## Requirement:
Reproduce the data exactly and drop any pictures it holds.

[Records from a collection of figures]
━━━━━━━━

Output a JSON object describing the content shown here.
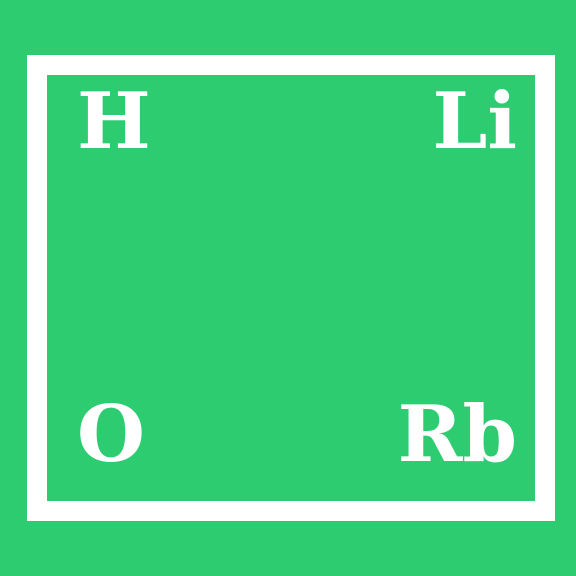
{
  "colors": {
    "background": "#2ecc71",
    "frame": "#ffffff",
    "text": "#ffffff"
  },
  "symbols": {
    "top_left": "H",
    "top_right": "Li",
    "bottom_left": "O",
    "bottom_right": "Rb"
  }
}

━━━━━━━━

## Worked solution:
Output a JSON object describing the content shown here.
{
  "colors": {
    "background": "#2ecc71",
    "frame": "#ffffff",
    "text": "#ffffff"
  },
  "symbols": {
    "top_left": "H",
    "top_right": "Li",
    "bottom_left": "O",
    "bottom_right": "Rb"
  }
}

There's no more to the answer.